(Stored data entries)
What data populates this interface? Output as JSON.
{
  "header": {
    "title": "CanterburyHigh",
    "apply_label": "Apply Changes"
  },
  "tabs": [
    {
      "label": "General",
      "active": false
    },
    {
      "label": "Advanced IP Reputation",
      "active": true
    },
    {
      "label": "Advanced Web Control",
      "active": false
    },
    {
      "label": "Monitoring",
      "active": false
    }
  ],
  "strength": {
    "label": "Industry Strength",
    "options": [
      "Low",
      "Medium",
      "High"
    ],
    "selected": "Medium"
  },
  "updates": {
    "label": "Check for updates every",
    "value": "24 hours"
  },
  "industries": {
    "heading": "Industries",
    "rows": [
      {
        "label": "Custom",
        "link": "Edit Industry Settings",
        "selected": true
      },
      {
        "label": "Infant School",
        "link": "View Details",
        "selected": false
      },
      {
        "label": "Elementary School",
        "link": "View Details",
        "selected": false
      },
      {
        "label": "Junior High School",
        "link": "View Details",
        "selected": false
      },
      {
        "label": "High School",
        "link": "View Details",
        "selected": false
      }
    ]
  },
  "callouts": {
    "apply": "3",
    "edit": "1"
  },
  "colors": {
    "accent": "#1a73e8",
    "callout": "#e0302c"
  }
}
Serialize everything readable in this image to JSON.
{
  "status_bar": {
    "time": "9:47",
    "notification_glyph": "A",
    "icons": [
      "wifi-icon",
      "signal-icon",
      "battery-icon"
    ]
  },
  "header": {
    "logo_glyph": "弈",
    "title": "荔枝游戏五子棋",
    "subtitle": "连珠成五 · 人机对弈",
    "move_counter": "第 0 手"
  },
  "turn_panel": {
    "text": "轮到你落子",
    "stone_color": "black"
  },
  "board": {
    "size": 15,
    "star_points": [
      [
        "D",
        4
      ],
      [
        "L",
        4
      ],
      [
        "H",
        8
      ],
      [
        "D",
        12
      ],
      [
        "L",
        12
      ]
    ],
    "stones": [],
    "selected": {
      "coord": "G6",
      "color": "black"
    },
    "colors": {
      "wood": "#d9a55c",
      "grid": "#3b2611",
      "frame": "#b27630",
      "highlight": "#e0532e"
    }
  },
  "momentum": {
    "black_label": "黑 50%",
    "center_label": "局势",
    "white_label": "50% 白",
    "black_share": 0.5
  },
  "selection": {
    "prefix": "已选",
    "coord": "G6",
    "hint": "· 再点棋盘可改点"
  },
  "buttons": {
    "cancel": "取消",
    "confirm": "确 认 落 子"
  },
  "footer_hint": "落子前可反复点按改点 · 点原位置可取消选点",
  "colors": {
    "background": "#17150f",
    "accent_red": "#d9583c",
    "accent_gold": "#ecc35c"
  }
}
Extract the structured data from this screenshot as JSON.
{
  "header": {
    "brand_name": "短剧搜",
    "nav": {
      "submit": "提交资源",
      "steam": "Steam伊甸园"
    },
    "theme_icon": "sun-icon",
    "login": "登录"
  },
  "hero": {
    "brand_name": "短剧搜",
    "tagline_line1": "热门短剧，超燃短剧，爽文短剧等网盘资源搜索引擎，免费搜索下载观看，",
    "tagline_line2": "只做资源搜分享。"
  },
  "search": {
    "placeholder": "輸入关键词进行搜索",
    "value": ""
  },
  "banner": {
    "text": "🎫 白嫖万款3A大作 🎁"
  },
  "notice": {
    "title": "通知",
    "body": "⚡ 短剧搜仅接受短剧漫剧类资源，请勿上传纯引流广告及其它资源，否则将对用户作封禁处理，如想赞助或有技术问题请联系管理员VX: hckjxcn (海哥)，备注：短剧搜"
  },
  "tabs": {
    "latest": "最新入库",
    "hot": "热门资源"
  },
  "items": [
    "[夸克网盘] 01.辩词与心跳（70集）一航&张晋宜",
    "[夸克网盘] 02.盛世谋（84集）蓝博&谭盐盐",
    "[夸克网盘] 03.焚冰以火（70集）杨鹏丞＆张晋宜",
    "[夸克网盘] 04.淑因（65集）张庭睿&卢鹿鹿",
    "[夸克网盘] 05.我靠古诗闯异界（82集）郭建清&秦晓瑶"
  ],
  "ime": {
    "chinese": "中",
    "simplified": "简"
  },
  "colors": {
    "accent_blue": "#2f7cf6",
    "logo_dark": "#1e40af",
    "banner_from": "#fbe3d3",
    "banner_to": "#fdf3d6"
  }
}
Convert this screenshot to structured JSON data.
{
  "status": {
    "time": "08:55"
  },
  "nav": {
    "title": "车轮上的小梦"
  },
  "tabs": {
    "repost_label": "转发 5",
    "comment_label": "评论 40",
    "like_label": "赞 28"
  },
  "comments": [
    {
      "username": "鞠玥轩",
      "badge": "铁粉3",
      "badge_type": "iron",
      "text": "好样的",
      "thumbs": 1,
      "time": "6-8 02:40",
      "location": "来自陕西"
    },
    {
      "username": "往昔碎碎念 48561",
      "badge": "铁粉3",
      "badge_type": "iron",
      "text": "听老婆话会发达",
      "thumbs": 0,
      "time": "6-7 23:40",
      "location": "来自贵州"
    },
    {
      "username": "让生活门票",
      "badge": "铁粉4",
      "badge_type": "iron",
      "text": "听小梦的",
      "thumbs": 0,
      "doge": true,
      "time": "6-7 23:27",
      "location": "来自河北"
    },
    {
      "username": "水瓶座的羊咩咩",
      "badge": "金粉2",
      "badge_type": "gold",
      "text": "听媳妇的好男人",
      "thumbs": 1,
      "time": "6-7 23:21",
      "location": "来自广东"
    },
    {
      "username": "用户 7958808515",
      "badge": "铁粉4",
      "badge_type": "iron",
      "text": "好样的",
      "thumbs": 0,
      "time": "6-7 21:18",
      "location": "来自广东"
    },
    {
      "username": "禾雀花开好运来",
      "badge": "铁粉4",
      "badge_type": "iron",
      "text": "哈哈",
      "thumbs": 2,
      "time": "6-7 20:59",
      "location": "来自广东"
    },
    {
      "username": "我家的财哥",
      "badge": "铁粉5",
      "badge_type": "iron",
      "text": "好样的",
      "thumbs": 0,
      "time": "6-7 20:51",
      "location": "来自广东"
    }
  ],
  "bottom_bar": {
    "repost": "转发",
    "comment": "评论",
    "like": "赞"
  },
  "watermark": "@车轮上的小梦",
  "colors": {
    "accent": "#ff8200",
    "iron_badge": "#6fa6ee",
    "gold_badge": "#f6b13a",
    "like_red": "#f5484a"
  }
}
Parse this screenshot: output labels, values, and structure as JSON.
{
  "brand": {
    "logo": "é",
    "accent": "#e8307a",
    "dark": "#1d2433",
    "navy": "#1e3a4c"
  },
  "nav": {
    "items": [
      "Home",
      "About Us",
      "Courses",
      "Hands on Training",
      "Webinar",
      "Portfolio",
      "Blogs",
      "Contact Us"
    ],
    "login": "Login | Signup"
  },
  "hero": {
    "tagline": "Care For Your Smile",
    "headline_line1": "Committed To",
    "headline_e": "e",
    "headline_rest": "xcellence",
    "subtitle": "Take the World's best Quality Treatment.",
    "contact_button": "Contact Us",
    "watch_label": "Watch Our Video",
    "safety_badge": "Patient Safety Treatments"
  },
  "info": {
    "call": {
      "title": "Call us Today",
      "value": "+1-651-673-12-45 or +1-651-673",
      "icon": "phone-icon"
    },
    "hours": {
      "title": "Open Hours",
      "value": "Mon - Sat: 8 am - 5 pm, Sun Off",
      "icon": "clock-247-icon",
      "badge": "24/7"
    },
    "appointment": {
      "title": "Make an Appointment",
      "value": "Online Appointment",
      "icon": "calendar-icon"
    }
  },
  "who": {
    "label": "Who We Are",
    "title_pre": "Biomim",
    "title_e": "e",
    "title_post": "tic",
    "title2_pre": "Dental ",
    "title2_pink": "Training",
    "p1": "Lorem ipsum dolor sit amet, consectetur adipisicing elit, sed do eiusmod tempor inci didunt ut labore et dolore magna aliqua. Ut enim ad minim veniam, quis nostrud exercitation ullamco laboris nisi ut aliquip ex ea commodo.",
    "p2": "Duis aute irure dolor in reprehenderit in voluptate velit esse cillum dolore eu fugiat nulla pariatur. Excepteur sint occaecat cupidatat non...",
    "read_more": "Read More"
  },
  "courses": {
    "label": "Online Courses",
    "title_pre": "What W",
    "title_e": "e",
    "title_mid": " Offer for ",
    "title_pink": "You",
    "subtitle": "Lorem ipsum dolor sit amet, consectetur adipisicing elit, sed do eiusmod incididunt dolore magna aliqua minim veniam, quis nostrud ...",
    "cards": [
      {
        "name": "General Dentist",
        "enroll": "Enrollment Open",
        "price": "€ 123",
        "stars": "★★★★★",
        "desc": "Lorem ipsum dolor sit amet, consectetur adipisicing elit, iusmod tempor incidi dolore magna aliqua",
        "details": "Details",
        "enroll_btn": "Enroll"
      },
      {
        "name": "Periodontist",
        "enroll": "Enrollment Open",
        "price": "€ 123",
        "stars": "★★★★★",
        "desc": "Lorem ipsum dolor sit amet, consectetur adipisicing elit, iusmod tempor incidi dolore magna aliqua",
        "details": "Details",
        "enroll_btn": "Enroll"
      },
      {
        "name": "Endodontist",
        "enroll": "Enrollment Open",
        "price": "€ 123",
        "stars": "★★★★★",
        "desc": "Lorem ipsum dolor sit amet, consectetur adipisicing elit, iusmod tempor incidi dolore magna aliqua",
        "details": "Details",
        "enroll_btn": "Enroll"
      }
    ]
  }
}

— EXERCISE DETAILS —
Reply with one number only, the count of lines above that hold the string "Advanced".

— SOLVED PROBLEM —
2